CHALLENGE - Copy the records below exactly, leaving out any pictures.

AVAILABLE RECORDS -
----------
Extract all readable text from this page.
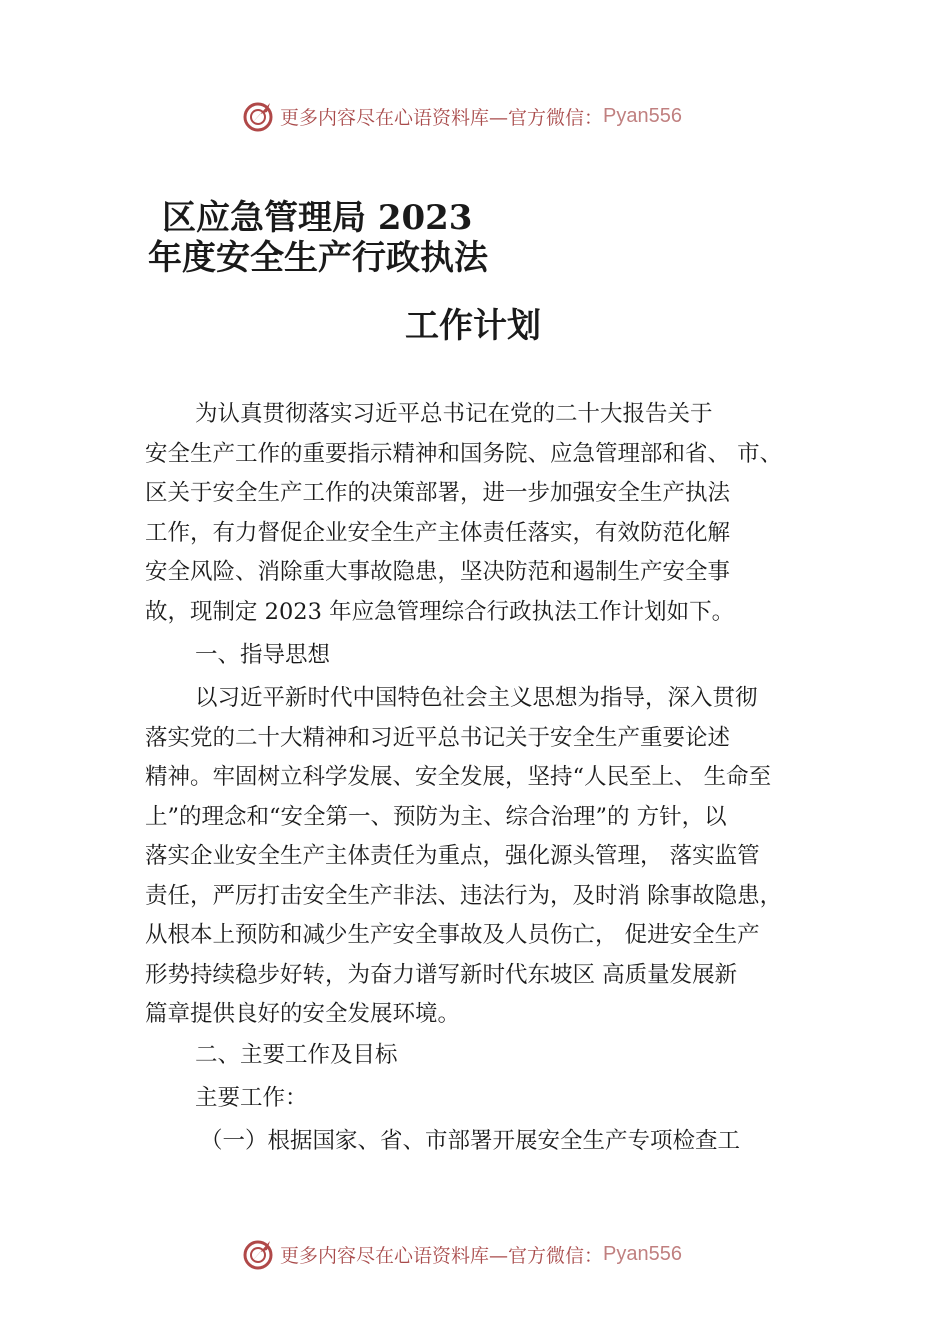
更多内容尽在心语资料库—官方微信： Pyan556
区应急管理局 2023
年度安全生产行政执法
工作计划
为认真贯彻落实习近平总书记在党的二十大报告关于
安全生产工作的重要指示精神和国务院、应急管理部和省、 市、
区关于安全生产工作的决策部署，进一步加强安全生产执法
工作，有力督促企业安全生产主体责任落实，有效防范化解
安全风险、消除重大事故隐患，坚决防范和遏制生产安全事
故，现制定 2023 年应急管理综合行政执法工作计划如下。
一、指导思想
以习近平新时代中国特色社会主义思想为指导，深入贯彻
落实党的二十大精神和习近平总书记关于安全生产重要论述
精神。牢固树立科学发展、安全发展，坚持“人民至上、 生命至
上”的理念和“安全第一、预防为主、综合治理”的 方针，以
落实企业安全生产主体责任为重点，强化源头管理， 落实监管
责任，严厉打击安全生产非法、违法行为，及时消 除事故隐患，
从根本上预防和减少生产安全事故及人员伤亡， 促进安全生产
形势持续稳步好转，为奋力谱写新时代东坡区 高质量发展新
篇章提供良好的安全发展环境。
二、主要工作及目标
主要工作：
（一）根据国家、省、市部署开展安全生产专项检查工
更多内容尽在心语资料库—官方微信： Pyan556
----------
OUTPUT OF THE EXERCISE -
Extract all readable text from this page.
更多内容尽在心语资料库—官方微信： Pyan556
区应急管理局 2023
年度安全生产行政执法
工作计划
为认真贯彻落实习近平总书记在党的二十大报告关于
安全生产工作的重要指示精神和国务院、应急管理部和省、 市、
区关于安全生产工作的决策部署，进一步加强安全生产执法
工作，有力督促企业安全生产主体责任落实，有效防范化解
安全风险、消除重大事故隐患，坚决防范和遏制生产安全事
故，现制定 2023 年应急管理综合行政执法工作计划如下。
一、指导思想
以习近平新时代中国特色社会主义思想为指导，深入贯彻
落实党的二十大精神和习近平总书记关于安全生产重要论述
精神。牢固树立科学发展、安全发展，坚持“人民至上、 生命至
上”的理念和“安全第一、预防为主、综合治理”的 方针，以
落实企业安全生产主体责任为重点，强化源头管理， 落实监管
责任，严厉打击安全生产非法、违法行为，及时消 除事故隐患，
从根本上预防和减少生产安全事故及人员伤亡， 促进安全生产
形势持续稳步好转，为奋力谱写新时代东坡区 高质量发展新
篇章提供良好的安全发展环境。
二、主要工作及目标
主要工作：
（一）根据国家、省、市部署开展安全生产专项检查工
更多内容尽在心语资料库—官方微信： Pyan556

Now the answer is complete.